━━━ DATA ROWS
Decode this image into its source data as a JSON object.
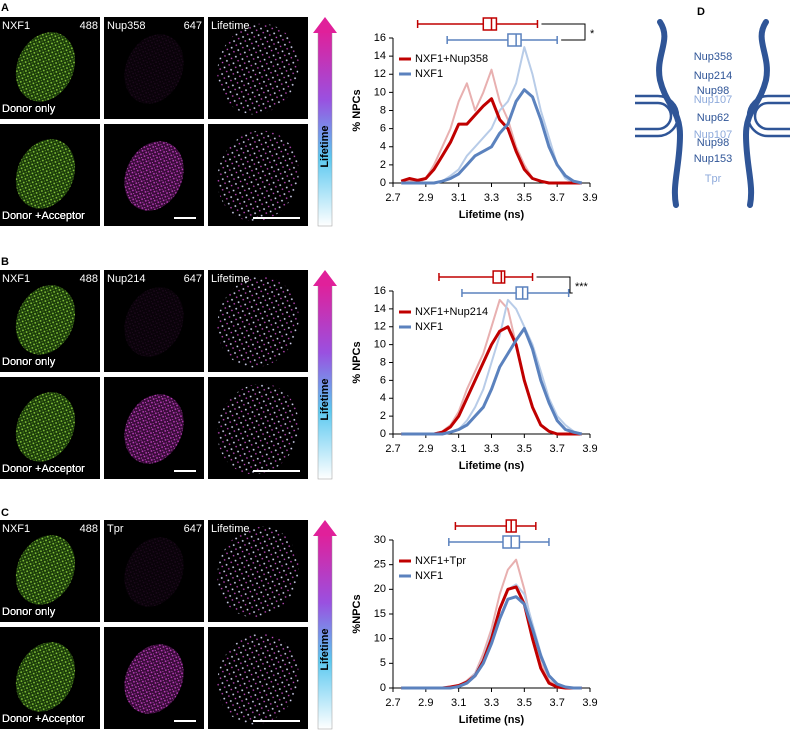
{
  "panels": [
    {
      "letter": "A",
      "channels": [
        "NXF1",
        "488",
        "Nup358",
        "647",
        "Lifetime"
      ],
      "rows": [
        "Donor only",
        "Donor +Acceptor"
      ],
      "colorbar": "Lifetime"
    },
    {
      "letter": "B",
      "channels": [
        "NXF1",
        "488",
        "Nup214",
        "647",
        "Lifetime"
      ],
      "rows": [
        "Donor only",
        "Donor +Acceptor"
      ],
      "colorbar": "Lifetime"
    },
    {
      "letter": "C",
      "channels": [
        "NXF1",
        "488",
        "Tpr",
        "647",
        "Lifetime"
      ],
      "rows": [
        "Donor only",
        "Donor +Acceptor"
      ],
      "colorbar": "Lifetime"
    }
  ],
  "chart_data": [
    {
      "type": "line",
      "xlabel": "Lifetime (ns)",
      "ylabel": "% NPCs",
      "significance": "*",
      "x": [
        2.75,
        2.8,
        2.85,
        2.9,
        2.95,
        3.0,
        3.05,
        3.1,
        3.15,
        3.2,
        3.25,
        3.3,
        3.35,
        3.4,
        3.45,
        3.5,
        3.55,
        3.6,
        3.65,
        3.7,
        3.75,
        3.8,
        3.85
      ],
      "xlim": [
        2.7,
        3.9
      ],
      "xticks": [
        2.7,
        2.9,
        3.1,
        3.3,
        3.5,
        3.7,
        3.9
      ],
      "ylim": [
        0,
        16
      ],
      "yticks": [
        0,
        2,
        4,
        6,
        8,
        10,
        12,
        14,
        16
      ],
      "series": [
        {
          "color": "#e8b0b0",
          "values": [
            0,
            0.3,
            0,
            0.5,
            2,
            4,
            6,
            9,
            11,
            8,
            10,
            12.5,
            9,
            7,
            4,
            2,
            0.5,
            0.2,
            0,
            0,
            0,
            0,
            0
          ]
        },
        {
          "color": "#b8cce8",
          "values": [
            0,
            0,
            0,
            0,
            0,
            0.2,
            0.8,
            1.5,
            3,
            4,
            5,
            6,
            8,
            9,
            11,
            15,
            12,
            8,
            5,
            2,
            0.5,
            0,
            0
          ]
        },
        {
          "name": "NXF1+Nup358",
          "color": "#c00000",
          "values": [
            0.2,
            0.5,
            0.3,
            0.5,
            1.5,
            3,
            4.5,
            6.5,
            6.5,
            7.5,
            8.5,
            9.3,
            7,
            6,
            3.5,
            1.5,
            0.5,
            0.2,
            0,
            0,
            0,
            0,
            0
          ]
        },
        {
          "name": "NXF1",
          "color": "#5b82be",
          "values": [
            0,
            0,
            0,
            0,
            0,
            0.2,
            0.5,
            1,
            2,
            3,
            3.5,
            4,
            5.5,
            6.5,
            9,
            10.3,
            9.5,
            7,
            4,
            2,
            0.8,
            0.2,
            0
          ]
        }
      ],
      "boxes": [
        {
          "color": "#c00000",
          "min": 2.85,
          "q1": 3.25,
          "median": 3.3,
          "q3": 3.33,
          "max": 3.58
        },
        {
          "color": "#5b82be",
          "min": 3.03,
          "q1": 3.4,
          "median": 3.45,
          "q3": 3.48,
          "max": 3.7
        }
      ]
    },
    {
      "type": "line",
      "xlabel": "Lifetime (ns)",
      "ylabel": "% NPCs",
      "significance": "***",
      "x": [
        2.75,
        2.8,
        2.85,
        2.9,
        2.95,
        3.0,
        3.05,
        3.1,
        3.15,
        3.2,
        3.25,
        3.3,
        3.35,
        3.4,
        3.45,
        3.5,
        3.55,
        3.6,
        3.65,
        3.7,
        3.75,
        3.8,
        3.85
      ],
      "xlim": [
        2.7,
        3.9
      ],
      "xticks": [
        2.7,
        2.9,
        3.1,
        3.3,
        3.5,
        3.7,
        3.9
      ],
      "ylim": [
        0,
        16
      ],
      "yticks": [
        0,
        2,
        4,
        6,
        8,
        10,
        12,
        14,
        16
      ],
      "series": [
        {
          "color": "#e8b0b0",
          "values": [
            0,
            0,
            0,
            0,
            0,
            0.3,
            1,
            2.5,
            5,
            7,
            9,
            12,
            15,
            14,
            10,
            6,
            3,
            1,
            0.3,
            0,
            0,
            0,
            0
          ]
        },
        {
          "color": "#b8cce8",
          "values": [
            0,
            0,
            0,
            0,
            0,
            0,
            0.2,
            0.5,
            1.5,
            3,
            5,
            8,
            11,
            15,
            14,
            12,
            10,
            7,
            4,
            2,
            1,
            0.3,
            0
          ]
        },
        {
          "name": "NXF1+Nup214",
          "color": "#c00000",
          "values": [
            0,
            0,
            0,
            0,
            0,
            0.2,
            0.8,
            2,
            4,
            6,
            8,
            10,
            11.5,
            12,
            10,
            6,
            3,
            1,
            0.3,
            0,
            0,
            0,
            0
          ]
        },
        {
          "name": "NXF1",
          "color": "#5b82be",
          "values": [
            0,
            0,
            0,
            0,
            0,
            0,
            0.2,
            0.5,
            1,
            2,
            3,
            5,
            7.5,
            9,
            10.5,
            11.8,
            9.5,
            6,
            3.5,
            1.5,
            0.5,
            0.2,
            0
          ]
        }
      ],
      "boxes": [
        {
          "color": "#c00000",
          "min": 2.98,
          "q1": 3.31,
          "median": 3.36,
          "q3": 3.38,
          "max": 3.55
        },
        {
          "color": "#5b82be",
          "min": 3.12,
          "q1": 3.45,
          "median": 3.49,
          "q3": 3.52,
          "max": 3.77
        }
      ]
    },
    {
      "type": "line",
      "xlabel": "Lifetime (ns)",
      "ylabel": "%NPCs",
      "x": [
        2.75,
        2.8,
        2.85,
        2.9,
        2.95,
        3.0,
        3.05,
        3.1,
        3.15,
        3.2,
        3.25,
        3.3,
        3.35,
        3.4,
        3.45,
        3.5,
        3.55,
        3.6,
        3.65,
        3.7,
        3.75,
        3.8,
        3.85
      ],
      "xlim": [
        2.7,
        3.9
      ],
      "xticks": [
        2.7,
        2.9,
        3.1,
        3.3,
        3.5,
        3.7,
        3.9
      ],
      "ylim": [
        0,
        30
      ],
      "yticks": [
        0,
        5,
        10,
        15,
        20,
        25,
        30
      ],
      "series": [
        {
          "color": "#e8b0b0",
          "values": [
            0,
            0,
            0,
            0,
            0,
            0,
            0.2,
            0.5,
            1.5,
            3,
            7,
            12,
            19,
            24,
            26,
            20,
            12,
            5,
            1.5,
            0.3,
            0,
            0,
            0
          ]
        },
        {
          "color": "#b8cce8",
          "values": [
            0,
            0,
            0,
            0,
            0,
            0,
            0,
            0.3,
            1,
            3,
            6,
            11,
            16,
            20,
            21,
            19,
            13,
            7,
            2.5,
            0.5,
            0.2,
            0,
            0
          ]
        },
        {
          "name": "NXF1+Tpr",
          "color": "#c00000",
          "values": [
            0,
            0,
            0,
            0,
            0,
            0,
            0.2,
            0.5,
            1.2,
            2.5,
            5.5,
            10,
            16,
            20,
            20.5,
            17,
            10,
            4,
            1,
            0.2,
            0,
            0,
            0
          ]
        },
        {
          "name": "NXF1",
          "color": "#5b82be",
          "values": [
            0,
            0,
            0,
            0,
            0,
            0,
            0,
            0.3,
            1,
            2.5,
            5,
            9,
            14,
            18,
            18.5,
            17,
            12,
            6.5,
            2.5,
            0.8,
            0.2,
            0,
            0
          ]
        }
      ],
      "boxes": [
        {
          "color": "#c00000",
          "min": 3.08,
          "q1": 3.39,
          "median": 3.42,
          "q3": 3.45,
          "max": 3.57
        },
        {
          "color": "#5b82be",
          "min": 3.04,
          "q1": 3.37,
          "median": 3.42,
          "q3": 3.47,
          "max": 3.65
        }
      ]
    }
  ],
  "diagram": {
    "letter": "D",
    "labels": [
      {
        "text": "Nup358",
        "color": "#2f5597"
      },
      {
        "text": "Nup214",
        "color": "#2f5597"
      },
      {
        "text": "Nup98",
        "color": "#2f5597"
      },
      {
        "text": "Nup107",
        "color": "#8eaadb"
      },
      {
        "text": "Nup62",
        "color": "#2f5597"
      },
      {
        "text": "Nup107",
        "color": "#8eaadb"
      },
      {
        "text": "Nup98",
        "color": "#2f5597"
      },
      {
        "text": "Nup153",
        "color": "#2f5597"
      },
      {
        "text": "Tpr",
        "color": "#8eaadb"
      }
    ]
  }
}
━━━━━━
━━━ DATA ROWS
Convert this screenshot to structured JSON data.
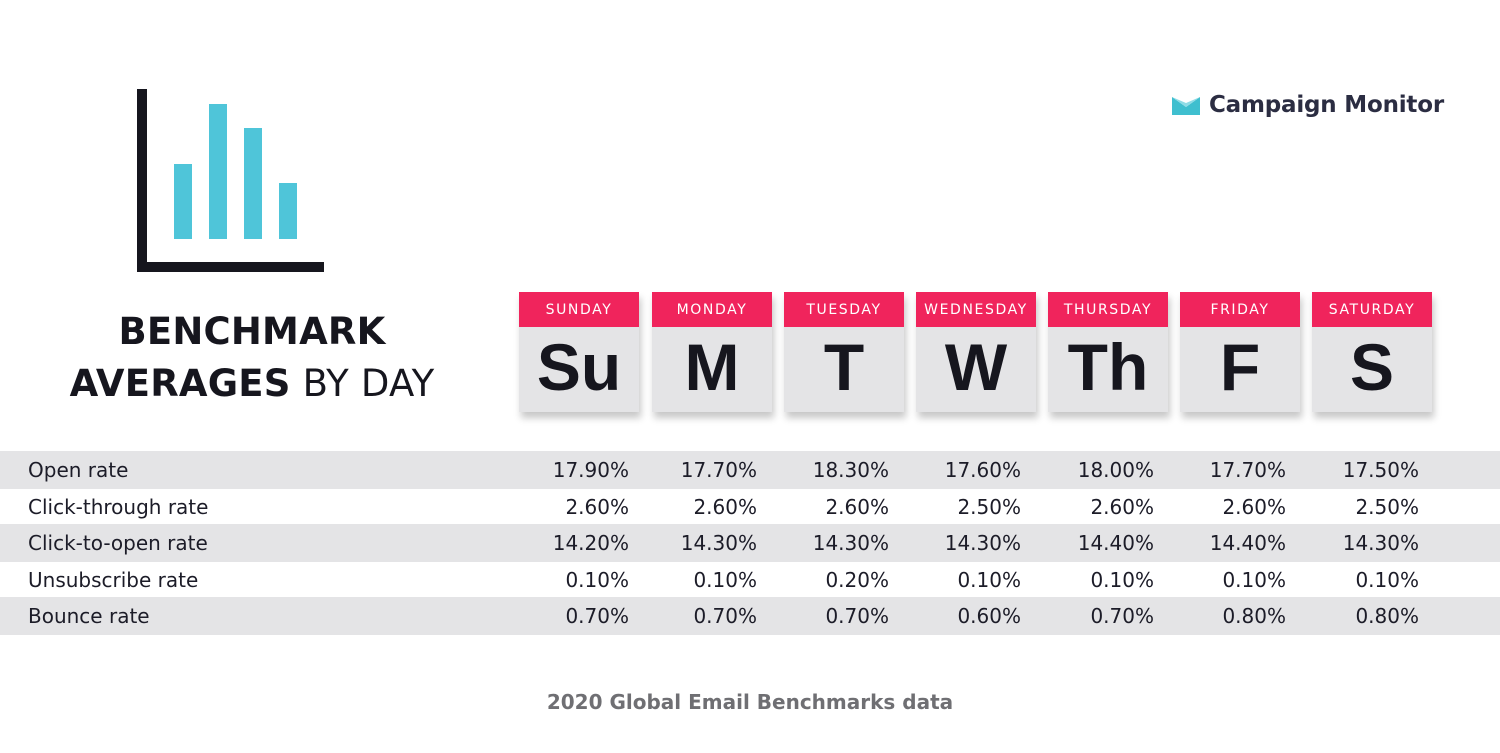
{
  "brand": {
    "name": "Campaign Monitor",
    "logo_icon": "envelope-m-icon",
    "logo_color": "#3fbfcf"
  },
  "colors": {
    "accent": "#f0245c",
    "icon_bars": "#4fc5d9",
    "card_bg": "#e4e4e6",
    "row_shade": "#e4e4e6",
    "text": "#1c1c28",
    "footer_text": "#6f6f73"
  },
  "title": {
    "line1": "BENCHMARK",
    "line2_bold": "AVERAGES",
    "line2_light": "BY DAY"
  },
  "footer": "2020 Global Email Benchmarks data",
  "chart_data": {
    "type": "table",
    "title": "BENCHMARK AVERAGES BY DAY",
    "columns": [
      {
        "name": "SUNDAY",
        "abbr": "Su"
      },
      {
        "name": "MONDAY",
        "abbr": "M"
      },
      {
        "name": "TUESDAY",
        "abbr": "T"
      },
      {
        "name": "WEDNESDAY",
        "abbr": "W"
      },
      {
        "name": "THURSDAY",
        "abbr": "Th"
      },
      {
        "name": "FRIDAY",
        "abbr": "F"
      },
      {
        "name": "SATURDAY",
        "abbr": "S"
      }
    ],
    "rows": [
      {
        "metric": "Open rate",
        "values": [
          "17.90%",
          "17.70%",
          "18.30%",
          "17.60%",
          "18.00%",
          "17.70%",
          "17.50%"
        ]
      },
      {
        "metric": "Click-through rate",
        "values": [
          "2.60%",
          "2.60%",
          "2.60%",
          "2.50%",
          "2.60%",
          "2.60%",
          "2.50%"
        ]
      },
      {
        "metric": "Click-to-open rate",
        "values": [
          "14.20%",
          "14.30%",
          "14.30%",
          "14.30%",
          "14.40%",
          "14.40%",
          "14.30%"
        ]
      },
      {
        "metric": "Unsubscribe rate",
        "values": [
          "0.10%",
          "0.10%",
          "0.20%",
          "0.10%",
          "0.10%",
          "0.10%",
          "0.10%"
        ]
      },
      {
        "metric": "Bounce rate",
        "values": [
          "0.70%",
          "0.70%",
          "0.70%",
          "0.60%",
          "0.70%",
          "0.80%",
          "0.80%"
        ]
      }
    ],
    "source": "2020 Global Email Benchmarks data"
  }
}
━━━━━━
━━━ DATA ROWS
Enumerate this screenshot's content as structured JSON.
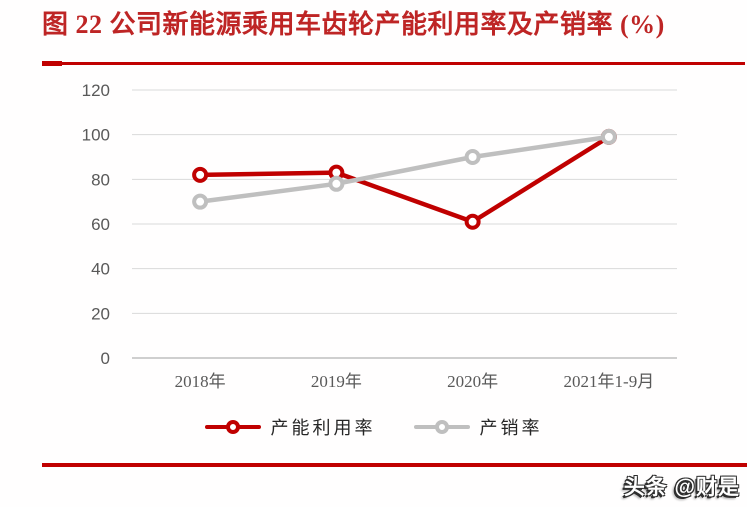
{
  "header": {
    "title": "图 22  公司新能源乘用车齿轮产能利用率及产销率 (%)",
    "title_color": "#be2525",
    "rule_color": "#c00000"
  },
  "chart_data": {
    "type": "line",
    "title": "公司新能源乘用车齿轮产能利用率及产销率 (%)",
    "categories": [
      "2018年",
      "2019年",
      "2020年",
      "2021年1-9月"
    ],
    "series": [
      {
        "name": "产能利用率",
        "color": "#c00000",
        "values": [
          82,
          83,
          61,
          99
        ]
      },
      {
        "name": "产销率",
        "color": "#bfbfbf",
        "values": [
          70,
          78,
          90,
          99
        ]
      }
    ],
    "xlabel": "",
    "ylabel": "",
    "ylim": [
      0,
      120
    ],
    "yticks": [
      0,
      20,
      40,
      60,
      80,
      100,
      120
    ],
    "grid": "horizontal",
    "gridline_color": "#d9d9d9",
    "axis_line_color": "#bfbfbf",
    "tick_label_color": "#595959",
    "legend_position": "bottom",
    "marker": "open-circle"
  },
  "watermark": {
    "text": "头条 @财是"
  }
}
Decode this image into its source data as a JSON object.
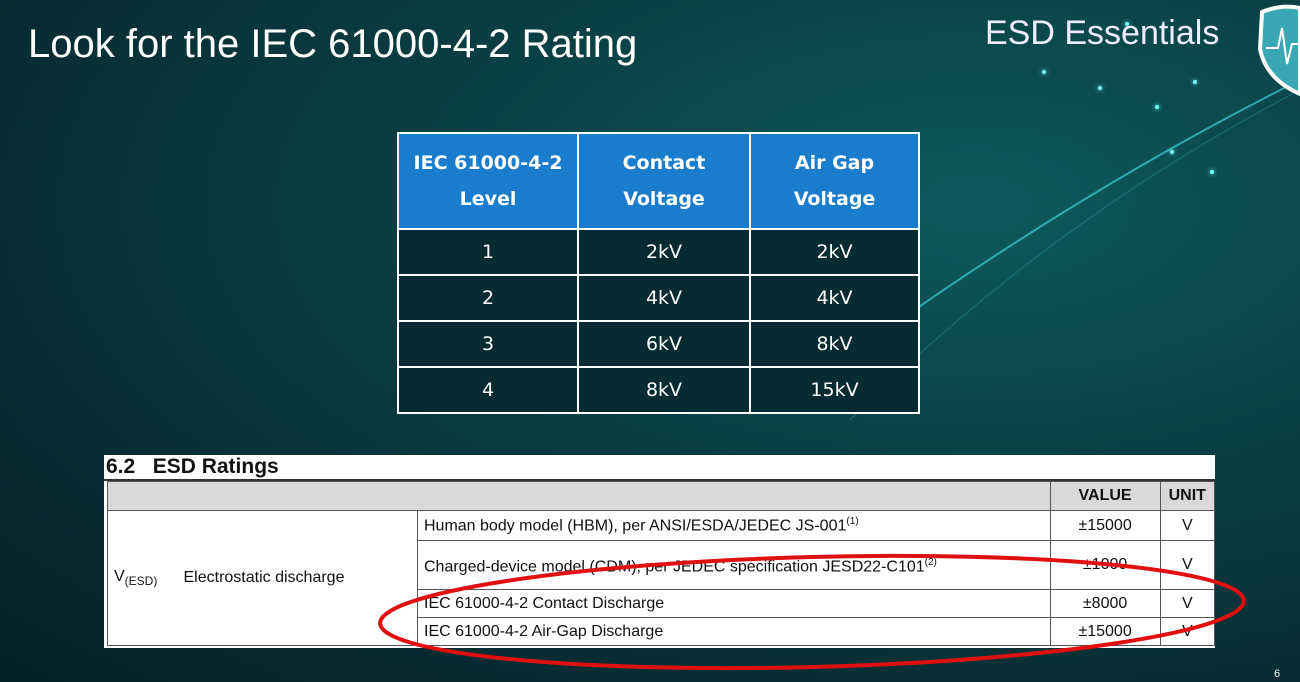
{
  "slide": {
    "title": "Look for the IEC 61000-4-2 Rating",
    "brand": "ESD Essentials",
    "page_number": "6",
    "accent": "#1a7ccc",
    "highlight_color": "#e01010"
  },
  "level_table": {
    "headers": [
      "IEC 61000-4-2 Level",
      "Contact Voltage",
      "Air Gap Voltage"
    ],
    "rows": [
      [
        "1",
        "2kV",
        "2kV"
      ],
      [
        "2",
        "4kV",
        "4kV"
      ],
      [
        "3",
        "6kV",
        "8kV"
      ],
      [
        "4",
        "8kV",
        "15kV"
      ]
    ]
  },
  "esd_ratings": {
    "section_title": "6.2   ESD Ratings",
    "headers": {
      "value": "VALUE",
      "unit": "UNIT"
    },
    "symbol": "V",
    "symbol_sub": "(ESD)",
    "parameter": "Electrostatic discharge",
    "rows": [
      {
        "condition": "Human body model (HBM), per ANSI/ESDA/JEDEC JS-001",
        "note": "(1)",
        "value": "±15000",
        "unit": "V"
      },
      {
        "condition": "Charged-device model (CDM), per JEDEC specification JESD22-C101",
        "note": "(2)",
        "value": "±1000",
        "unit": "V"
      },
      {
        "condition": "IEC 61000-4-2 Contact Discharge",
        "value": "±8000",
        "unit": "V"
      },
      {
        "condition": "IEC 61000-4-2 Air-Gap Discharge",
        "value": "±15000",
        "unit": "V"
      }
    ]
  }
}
━━━━━━
■ DIRECTION:
Pull out each line of the records holding the string "condition".

■ COMPLETED TASK:
        "condition": "Human body model (HBM), per ANSI/ESDA/JEDEC JS-001",
        "condition": "Charged-device model (CDM), per JEDEC specification JESD22-C101",
        "condition": "IEC 61000-4-2 Contact Discharge",
        "condition": "IEC 61000-4-2 Air-Gap Discharge",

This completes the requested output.